For every line in the records that has the word "عربي", make a copy.

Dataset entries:
+++++
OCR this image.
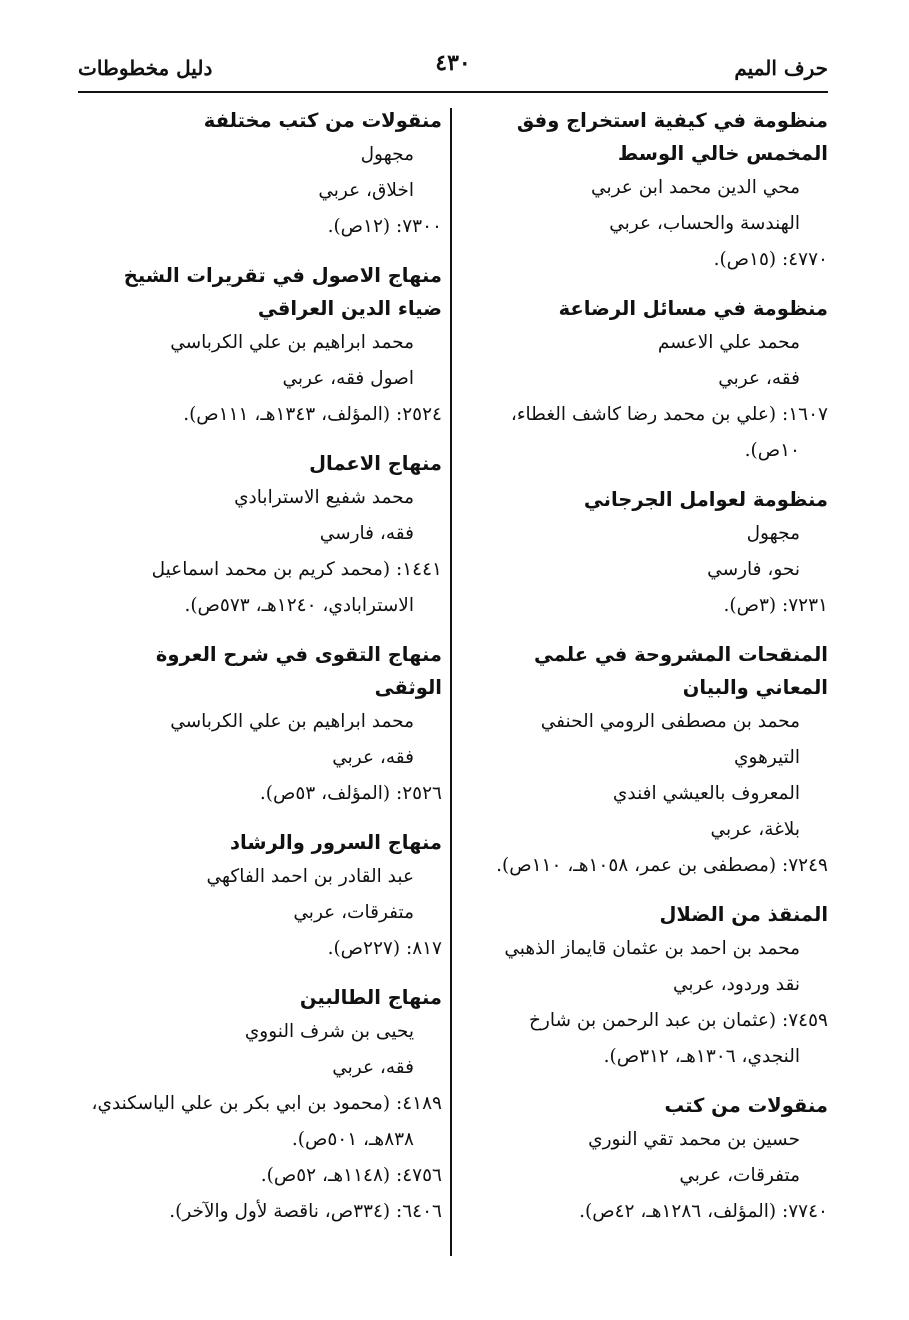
حرف الميم
٤٣٠
دليل مخطوطات
منظومة في كيفية استخراج وفق المخمس خالي الوسط
محي الدين محمد ابن عربي
الهندسة والحساب، عربي
٤٧٧٠: (١٥ص).
منظومة في مسائل الرضاعة
محمد علي الاعسم
فقه، عربي
١٦٠٧: (علي بن محمد رضا كاشف الغطاء،
١٠ص).
منظومة لعوامل الجرجاني
مجهول
نحو، فارسي
٧٢٣١: (٣ص).
المنقحات المشروحة في علمي المعاني والبيان
محمد بن مصطفى الرومي الحنفي التيرهوي
المعروف بالعيشي افندي
بلاغة، عربي
٧٢٤٩: (مصطفى بن عمر، ١٠٥٨هـ، ١١٠ص).
المنقذ من الضلال
محمد بن احمد بن عثمان قايماز الذهبي
نقد وردود، عربي
٧٤٥٩: (عثمان بن عبد الرحمن بن شارخ
النجدي، ١٣٠٦هـ، ٣١٢ص).
منقولات من كتب
حسين بن محمد تقي النوري
متفرقات، عربي
٧٧٤٠: (المؤلف، ١٢٨٦هـ، ٤٢ص).
منقولات من كتب مختلفة
مجهول
اخلاق، عربي
٧٣٠٠: (١٢ص).
منهاج الاصول في تقريرات الشيخ ضياء الدين العراقي
محمد ابراهيم بن علي الكرباسي
اصول فقه، عربي
٢٥٢٤: (المؤلف، ١٣٤٣هـ، ١١١ص).
منهاج الاعمال
محمد شفيع الاسترابادي
فقه، فارسي
١٤٤١: (محمد كريم بن محمد اسماعيل
الاسترابادي، ١٢٤٠هـ، ٥٧٣ص).
منهاج التقوى في شرح العروة الوثقى
محمد ابراهيم بن علي الكرباسي
فقه، عربي
٢٥٢٦: (المؤلف، ٥٣ص).
منهاج السرور والرشاد
عبد القادر بن احمد الفاكهي
متفرقات، عربي
٨١٧: (٢٢٧ص).
منهاج الطالبين
يحيى بن شرف النووي
فقه، عربي
٤١٨٩: (محمود بن ابي بكر بن علي الياسكندي،
٨٣٨هـ، ٥٠١ص).
٤٧٥٦: (١١٤٨هـ، ٥٢ص).
٦٤٠٦: (٣٣٤ص، ناقصة لأول والآخر).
+++++
◆ Answer in full:
محي الدين محمد ابن عربي
الهندسة والحساب، عربي
فقه، عربي
بلاغة، عربي
نقد وردود، عربي
متفرقات، عربي
اخلاق، عربي
اصول فقه، عربي
فقه، عربي
متفرقات، عربي
فقه، عربي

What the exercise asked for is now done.